> _Instructions for the task_
Without the images, write out the whole listing exactly.

> _Data shown_

..............................

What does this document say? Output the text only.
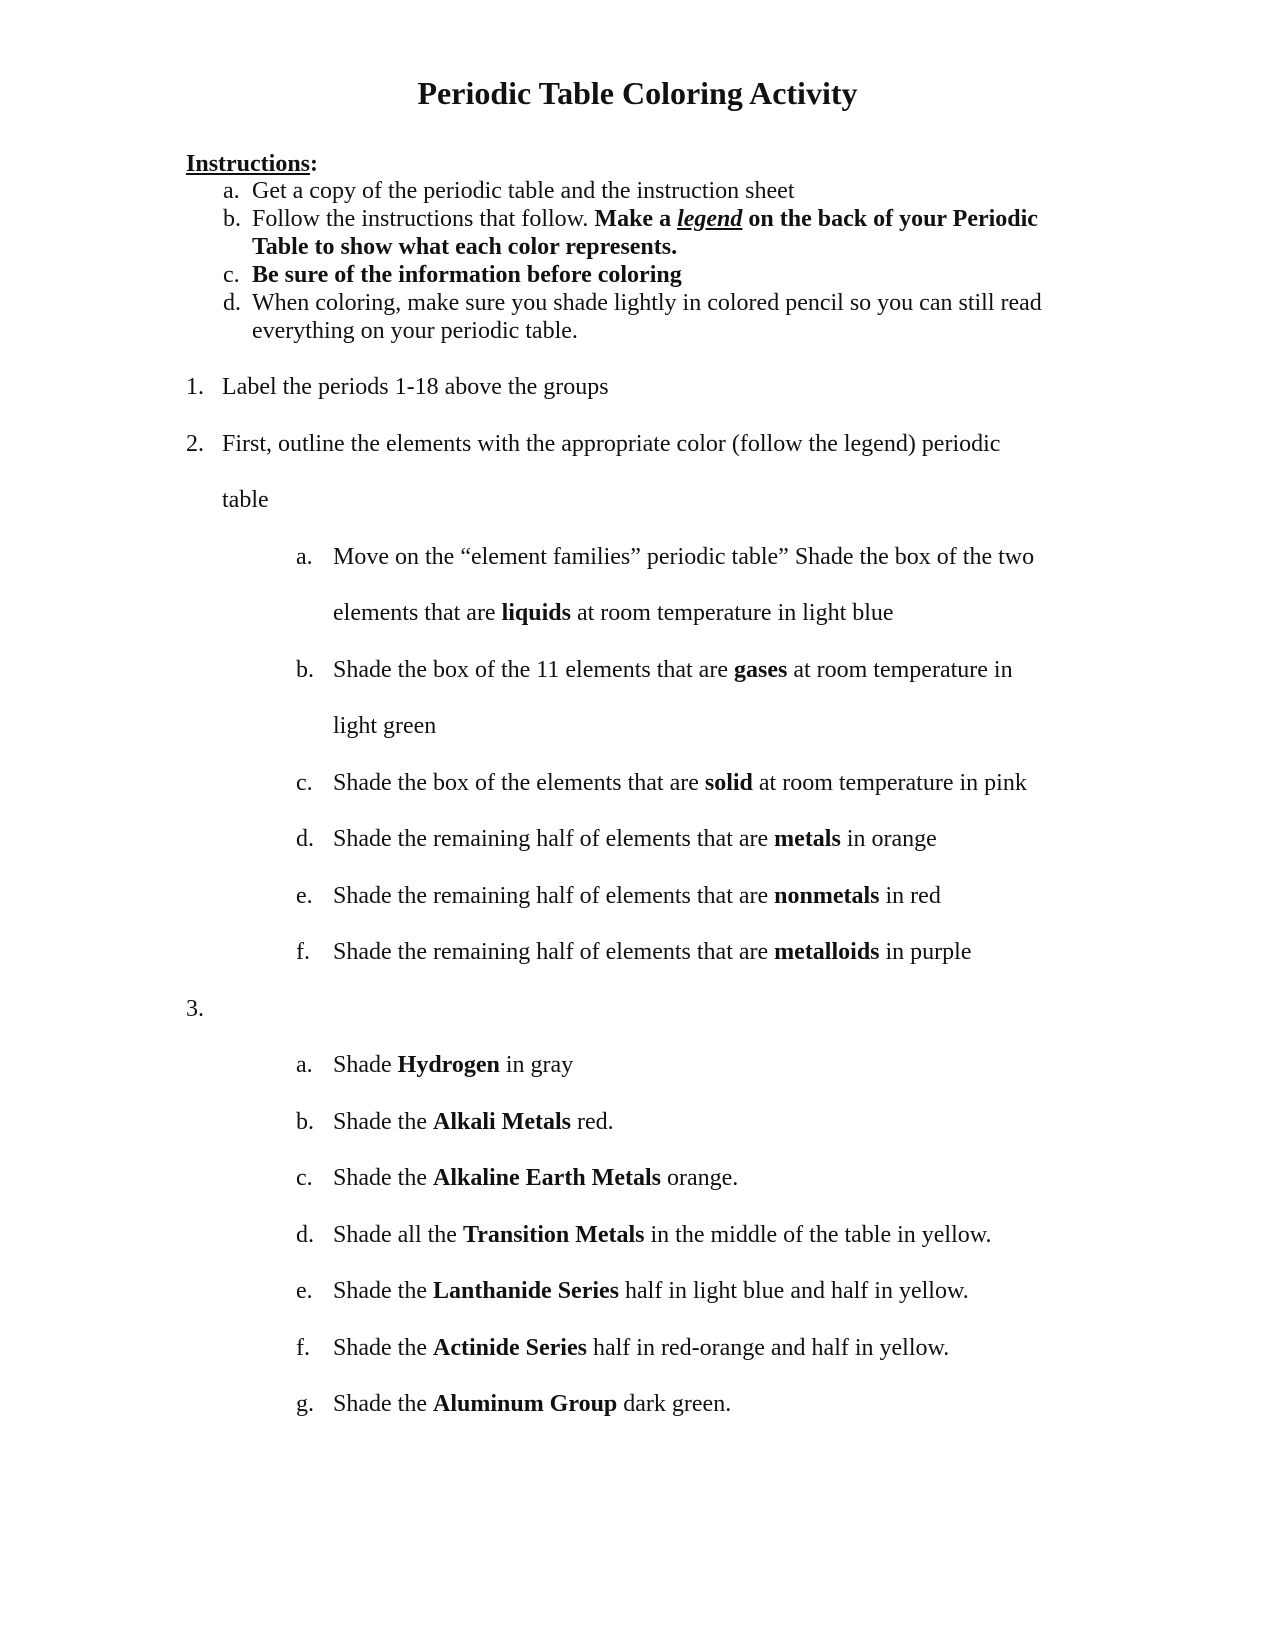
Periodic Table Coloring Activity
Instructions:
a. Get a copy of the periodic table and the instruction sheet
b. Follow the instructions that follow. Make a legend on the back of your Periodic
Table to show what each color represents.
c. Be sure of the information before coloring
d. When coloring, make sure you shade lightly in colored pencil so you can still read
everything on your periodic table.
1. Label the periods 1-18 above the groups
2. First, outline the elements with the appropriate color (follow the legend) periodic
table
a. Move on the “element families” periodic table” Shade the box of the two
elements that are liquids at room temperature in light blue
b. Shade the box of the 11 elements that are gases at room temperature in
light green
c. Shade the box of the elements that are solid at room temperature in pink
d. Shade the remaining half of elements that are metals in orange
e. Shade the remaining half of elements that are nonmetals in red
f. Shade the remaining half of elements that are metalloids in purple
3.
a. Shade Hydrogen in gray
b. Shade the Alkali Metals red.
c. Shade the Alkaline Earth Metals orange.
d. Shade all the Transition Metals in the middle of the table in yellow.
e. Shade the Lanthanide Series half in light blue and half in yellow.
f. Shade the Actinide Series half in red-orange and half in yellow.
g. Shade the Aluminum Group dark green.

..............................

> _Answer to the task_
What does this document say? Output the text only.
Periodic Table Coloring Activity
Instructions:
a. Get a copy of the periodic table and the instruction sheet
b. Follow the instructions that follow. Make a legend on the back of your Periodic
Table to show what each color represents.
c. Be sure of the information before coloring
d. When coloring, make sure you shade lightly in colored pencil so you can still read
everything on your periodic table.
1. Label the periods 1-18 above the groups
2. First, outline the elements with the appropriate color (follow the legend) periodic
table
a. Move on the “element families” periodic table” Shade the box of the two
elements that are liquids at room temperature in light blue
b. Shade the box of the 11 elements that are gases at room temperature in
light green
c. Shade the box of the elements that are solid at room temperature in pink
d. Shade the remaining half of elements that are metals in orange
e. Shade the remaining half of elements that are nonmetals in red
f. Shade the remaining half of elements that are metalloids in purple
3.
a. Shade Hydrogen in gray
b. Shade the Alkali Metals red.
c. Shade the Alkaline Earth Metals orange.
d. Shade all the Transition Metals in the middle of the table in yellow.
e. Shade the Lanthanide Series half in light blue and half in yellow.
f. Shade the Actinide Series half in red-orange and half in yellow.
g. Shade the Aluminum Group dark green.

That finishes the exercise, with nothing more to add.